Instructions to follow: Make an exact copy of the records, with the images left out.

Stored records:
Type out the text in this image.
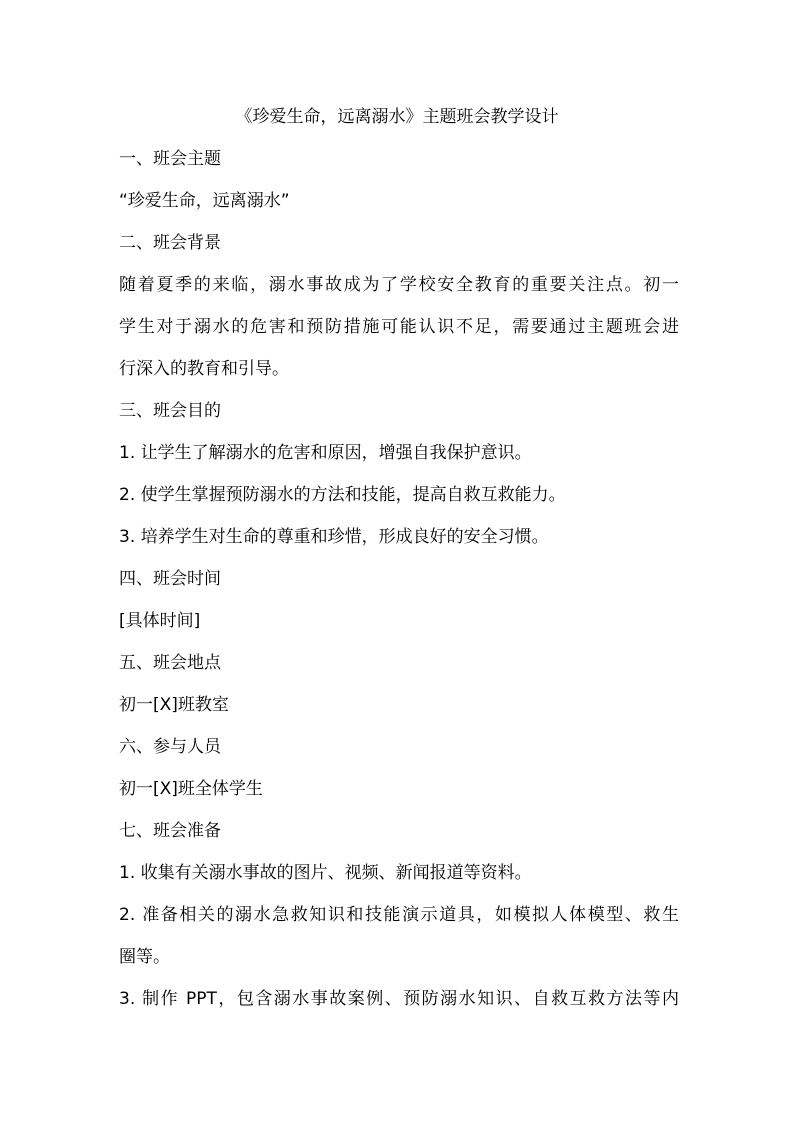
《珍爱生命，远离溺水》主题班会教学设计
一、班会主题
“珍爱生命，远离溺水”
二、班会背景
随着夏季的来临，溺水事故成为了学校安全教育的重要关注点。初一
学生对于溺水的危害和预防措施可能认识不足，需要通过主题班会进
行深入的教育和引导。
三、班会目的
1. 让学生了解溺水的危害和原因，增强自我保护意识。
2. 使学生掌握预防溺水的方法和技能，提高自救互救能力。
3. 培养学生对生命的尊重和珍惜，形成良好的安全习惯。
四、班会时间
[具体时间]
五、班会地点
初一[X]班教室
六、参与人员
初一[X]班全体学生
七、班会准备
1. 收集有关溺水事故的图片、视频、新闻报道等资料。
2. 准备相关的溺水急救知识和技能演示道具，如模拟人体模型、救生
圈等。
3. 制作 PPT，包含溺水事故案例、预防溺水知识、自救互救方法等内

Task response:
Type out the text in this image.
《珍爱生命，远离溺水》主题班会教学设计
一、班会主题
“珍爱生命，远离溺水”
二、班会背景
随着夏季的来临，溺水事故成为了学校安全教育的重要关注点。初一
学生对于溺水的危害和预防措施可能认识不足，需要通过主题班会进
行深入的教育和引导。
三、班会目的
1. 让学生了解溺水的危害和原因，增强自我保护意识。
2. 使学生掌握预防溺水的方法和技能，提高自救互救能力。
3. 培养学生对生命的尊重和珍惜，形成良好的安全习惯。
四、班会时间
[具体时间]
五、班会地点
初一[X]班教室
六、参与人员
初一[X]班全体学生
七、班会准备
1. 收集有关溺水事故的图片、视频、新闻报道等资料。
2. 准备相关的溺水急救知识和技能演示道具，如模拟人体模型、救生
圈等。
3. 制作 PPT，包含溺水事故案例、预防溺水知识、自救互救方法等内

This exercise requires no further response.